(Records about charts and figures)
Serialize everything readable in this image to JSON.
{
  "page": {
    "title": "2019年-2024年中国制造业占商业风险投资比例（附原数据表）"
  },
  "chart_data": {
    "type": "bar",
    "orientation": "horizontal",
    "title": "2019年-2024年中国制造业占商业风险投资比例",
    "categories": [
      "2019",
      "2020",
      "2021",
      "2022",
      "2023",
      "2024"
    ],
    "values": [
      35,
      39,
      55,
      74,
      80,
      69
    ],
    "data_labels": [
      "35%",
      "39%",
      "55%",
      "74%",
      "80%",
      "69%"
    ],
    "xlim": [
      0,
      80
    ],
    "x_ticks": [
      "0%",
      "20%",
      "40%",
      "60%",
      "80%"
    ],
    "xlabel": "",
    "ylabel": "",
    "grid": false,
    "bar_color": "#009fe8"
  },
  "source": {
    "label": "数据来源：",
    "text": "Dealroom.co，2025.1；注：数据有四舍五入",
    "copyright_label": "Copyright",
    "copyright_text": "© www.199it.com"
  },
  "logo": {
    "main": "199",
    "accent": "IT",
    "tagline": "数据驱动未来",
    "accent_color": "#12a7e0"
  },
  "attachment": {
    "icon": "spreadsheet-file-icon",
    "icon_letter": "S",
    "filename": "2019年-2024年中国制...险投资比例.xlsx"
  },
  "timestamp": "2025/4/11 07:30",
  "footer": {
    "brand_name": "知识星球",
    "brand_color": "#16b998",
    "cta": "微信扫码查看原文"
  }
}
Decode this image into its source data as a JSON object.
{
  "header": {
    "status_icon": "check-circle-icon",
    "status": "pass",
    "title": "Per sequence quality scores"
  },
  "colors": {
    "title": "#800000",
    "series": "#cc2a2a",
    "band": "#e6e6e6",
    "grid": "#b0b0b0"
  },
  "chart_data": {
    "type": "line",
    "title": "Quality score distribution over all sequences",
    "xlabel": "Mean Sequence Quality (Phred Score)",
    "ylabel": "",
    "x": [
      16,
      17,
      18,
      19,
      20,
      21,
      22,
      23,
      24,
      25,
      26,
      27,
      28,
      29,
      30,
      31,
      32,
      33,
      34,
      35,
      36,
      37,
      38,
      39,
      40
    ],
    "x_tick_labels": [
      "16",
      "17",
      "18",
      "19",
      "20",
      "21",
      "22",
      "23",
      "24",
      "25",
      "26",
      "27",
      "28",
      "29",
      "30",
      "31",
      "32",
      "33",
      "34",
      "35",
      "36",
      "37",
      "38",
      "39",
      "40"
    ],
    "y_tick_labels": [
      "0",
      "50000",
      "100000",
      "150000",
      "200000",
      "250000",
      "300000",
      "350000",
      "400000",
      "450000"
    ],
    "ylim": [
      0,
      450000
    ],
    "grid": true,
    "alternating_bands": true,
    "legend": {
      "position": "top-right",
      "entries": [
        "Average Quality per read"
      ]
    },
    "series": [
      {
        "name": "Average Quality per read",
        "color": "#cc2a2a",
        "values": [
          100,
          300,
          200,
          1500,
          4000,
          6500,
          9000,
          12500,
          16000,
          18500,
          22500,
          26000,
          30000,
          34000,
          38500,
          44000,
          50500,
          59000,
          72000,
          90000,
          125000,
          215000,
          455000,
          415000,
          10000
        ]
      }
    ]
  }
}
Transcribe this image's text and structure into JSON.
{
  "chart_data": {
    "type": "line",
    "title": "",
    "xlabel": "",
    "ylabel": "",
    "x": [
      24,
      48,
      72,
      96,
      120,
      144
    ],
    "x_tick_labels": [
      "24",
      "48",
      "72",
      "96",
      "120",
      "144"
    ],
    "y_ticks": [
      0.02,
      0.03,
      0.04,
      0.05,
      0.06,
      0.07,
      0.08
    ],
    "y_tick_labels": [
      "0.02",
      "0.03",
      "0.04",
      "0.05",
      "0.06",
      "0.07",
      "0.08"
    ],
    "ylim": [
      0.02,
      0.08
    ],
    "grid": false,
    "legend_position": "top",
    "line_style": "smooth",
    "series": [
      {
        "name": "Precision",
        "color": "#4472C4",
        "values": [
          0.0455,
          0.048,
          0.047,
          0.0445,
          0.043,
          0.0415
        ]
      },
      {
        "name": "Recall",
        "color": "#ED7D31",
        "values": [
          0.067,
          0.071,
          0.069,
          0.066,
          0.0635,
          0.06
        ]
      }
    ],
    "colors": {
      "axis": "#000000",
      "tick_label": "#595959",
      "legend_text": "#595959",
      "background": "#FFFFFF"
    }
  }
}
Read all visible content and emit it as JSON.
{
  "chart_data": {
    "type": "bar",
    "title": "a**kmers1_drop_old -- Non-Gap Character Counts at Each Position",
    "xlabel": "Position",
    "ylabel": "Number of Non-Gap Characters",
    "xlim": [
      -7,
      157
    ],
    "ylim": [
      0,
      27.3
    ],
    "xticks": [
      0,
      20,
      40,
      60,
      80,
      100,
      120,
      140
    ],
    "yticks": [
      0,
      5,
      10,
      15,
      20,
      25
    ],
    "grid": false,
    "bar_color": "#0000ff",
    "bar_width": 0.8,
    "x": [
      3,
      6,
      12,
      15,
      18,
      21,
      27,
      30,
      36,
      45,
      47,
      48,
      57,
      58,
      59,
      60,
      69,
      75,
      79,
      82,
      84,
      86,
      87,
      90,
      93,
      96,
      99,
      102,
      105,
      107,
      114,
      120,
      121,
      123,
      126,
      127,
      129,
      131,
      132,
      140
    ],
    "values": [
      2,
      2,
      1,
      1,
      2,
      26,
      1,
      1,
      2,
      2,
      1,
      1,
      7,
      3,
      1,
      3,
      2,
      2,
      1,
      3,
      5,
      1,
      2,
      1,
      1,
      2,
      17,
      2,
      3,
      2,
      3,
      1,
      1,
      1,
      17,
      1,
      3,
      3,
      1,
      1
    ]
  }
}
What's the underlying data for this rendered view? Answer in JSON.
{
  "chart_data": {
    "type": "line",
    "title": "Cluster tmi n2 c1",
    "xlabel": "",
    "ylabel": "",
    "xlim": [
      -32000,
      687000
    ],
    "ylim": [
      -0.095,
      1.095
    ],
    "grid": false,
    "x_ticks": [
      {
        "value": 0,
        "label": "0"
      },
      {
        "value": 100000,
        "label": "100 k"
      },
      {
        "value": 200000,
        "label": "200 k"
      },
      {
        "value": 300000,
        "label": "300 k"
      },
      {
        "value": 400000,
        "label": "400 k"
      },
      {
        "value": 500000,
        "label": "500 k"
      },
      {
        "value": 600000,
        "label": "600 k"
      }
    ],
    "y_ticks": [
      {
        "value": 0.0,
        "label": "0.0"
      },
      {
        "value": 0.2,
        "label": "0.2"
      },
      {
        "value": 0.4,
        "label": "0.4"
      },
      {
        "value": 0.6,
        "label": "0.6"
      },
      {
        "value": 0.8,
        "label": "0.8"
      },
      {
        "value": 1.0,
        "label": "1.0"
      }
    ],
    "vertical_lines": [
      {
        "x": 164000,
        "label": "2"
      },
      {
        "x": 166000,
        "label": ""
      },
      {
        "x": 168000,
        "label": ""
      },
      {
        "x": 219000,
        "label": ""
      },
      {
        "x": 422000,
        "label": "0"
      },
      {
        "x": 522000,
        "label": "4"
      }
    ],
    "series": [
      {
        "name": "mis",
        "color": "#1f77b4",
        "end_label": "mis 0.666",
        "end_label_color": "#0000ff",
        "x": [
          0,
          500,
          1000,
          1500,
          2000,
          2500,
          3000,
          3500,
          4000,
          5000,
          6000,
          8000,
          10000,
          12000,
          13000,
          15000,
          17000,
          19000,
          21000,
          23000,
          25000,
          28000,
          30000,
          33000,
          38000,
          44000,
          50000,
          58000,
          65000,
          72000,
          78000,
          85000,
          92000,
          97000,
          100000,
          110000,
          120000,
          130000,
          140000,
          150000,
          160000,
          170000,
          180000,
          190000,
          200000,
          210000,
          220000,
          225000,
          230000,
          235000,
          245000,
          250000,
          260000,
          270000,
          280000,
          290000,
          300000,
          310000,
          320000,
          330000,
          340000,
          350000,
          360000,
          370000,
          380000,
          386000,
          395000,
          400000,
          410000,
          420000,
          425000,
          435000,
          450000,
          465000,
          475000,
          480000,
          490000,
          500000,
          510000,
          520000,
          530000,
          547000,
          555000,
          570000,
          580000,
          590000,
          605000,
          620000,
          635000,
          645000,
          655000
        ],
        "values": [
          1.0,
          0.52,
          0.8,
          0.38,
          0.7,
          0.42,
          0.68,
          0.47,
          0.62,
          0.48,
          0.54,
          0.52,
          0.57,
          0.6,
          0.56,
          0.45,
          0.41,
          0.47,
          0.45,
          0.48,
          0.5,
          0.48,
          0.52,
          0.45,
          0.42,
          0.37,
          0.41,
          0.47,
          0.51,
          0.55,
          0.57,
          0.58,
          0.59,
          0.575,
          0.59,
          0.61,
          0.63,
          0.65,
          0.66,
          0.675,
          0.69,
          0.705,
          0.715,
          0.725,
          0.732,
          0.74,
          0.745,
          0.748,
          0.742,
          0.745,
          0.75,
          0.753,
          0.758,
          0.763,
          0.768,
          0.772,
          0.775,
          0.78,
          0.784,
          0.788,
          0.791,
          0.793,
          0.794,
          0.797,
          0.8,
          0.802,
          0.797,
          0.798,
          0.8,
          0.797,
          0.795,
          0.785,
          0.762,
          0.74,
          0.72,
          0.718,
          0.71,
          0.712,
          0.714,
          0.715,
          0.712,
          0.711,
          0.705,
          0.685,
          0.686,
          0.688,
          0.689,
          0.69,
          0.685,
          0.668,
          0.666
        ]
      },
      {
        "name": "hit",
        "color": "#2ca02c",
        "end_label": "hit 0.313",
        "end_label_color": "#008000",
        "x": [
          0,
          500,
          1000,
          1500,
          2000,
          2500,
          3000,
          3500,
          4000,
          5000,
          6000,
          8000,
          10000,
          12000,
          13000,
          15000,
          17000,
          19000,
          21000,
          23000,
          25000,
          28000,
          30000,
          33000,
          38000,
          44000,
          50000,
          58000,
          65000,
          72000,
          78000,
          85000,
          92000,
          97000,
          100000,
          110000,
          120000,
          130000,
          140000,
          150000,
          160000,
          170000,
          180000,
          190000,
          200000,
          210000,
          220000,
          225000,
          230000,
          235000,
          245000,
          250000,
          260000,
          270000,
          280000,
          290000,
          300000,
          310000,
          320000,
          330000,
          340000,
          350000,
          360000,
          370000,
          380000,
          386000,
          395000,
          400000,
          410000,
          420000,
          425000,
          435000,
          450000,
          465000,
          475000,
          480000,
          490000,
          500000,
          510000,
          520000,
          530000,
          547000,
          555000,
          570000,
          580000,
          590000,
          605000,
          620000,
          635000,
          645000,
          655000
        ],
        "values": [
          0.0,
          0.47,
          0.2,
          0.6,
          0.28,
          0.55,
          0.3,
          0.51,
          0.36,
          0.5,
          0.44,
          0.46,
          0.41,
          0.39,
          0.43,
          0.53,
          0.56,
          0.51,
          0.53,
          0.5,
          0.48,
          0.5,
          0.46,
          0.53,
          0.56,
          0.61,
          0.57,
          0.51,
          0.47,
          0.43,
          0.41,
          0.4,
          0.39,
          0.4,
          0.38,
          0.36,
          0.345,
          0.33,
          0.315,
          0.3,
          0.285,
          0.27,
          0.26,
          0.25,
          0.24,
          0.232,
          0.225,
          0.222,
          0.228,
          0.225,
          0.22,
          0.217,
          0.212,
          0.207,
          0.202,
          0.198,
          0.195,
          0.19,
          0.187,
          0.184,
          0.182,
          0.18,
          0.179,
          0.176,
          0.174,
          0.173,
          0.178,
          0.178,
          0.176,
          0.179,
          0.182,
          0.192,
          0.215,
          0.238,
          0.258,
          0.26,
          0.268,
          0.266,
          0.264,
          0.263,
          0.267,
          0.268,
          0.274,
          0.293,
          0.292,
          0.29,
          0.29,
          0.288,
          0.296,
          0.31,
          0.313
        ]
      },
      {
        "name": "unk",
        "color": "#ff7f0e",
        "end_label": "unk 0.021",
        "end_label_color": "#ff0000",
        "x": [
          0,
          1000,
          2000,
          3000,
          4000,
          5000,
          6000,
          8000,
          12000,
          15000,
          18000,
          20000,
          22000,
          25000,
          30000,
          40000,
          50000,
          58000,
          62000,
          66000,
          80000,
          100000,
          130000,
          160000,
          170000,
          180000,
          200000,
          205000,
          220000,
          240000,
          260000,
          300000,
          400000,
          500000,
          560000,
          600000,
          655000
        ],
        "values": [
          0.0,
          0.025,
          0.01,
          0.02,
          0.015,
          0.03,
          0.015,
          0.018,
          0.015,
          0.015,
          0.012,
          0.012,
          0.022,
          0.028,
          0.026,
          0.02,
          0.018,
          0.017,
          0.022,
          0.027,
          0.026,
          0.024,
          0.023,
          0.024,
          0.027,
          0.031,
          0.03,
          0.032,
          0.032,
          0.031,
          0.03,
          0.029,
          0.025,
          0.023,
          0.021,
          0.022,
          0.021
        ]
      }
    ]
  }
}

Given instruction
State how many lines above contain the string "title", with no other words.

Exercise output
8